* start Listed entries *
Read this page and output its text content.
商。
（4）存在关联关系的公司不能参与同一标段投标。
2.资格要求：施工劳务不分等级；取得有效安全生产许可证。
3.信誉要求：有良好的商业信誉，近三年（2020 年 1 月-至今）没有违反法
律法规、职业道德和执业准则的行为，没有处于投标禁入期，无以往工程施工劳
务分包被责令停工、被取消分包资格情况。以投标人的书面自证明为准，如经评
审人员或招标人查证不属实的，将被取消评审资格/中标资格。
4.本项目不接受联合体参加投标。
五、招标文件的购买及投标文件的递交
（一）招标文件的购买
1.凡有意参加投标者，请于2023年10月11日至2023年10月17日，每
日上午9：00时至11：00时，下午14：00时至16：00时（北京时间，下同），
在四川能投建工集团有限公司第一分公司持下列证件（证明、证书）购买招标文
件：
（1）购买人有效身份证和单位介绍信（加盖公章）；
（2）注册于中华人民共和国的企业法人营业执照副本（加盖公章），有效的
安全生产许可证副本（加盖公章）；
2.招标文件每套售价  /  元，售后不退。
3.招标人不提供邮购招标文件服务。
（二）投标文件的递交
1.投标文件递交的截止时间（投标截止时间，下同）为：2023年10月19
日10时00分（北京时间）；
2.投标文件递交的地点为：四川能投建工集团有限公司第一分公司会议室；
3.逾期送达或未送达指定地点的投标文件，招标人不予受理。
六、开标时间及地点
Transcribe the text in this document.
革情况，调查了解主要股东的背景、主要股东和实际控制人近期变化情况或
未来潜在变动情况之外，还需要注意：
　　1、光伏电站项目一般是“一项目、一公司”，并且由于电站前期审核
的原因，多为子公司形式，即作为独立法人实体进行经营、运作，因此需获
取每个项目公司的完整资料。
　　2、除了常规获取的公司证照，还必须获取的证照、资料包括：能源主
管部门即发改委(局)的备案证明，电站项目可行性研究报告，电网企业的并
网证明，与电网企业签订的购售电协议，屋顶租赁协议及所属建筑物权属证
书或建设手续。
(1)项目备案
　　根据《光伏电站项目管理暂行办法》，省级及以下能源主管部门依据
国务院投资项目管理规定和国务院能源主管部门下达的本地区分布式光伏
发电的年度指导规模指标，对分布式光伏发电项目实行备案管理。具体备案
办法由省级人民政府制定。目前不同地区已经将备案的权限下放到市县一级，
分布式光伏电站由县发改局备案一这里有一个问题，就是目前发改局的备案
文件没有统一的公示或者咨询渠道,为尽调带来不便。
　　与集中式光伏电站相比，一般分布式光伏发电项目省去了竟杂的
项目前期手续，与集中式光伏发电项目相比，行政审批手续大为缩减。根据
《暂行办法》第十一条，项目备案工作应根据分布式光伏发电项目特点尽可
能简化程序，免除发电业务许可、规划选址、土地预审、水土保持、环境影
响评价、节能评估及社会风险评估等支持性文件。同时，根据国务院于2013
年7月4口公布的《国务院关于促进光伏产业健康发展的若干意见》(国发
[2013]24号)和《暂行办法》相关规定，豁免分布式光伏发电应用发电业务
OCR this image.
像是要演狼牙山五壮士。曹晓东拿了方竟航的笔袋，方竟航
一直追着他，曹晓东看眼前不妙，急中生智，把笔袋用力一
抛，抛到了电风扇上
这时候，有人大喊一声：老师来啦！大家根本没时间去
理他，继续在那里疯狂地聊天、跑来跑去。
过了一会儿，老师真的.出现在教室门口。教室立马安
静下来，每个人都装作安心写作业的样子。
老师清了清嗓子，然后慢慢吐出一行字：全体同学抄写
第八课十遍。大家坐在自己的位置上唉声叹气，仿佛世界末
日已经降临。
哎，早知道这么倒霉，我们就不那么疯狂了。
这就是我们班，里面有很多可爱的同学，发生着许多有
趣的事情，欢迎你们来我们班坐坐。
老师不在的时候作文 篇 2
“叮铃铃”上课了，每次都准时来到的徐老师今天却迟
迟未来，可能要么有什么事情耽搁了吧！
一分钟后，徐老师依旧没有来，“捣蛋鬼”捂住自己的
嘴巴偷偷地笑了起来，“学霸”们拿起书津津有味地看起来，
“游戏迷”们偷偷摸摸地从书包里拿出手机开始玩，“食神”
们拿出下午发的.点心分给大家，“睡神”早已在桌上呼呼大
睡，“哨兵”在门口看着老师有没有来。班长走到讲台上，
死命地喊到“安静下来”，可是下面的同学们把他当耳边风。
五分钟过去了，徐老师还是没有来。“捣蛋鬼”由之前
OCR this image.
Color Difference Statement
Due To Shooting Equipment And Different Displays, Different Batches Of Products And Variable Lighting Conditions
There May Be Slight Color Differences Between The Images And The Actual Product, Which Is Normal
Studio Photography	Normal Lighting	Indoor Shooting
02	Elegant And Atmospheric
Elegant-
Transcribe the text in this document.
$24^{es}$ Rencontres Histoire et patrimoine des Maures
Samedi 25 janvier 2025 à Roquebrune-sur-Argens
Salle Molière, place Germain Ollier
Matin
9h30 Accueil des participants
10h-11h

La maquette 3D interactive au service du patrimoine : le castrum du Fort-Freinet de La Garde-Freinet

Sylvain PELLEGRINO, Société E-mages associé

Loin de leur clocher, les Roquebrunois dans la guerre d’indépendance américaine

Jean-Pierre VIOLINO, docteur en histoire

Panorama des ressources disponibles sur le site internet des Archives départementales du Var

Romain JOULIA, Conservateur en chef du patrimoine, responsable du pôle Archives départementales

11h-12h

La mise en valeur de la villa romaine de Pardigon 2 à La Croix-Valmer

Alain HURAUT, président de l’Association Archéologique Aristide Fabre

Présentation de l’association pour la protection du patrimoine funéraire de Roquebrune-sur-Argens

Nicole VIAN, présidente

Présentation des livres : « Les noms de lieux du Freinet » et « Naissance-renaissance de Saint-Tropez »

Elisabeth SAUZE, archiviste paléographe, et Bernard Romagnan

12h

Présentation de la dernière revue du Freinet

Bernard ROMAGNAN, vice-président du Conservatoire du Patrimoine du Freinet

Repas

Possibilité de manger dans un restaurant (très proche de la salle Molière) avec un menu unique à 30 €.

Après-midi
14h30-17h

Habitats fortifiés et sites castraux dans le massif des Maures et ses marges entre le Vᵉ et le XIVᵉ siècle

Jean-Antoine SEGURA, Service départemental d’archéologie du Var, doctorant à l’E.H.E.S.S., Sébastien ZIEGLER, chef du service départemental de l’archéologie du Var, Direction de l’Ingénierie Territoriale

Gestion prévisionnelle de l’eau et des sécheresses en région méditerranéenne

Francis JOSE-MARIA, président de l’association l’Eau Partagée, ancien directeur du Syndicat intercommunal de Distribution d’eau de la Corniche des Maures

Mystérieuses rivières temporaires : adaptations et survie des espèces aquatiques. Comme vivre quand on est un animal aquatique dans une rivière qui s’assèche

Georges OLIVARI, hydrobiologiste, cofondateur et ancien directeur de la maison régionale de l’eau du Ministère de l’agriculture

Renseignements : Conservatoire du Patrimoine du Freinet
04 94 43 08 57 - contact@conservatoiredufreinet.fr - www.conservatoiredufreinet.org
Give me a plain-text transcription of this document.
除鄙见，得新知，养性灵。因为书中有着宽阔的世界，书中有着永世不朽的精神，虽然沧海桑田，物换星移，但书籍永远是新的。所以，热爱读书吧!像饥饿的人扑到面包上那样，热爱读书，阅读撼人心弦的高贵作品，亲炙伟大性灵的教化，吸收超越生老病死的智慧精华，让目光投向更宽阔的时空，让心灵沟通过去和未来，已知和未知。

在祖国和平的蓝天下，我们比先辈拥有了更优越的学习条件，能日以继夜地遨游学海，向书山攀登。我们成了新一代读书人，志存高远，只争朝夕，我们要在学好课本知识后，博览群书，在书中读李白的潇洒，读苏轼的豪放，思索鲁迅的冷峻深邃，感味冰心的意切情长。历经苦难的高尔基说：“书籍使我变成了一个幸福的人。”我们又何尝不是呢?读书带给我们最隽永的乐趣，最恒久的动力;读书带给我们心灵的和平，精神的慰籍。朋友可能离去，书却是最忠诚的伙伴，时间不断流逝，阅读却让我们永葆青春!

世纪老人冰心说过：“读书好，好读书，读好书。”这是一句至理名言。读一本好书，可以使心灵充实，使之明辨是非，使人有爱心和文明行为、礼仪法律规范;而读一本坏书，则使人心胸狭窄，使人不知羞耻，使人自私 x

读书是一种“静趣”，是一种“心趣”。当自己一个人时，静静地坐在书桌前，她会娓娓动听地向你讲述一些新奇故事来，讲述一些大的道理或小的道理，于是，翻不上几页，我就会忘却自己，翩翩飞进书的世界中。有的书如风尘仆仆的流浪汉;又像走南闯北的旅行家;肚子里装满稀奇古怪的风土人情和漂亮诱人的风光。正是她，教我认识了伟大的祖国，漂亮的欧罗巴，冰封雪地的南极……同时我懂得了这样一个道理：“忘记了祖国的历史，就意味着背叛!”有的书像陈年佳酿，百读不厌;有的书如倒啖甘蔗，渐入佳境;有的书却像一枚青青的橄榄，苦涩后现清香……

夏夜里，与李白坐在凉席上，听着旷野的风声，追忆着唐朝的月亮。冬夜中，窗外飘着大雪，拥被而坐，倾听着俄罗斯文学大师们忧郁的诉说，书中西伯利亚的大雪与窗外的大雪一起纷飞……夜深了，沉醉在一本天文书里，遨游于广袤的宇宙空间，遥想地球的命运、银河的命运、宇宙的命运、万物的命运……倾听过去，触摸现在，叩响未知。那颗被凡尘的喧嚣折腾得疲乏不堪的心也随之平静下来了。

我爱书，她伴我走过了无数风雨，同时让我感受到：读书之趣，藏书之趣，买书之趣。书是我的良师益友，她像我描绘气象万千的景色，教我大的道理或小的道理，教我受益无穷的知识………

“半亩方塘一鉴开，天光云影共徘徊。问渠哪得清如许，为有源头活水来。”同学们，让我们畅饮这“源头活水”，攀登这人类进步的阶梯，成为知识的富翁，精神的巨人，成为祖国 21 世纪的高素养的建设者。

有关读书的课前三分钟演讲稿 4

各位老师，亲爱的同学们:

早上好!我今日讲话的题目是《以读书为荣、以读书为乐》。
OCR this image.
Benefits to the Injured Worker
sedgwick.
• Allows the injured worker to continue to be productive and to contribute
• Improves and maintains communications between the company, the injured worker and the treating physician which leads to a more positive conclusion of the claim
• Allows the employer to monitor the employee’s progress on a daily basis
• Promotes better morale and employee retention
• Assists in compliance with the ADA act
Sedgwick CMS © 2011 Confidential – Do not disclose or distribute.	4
* end Listed entries *
→ **Exercise directions**:
Only lines with the word "Molière" are wanted, so copy each one from the records.

→ **Final result**:
Salle Molière, place Germain Ollier
Possibilité de manger dans un restaurant (très proche de la salle Molière) avec un menu unique à 30 €.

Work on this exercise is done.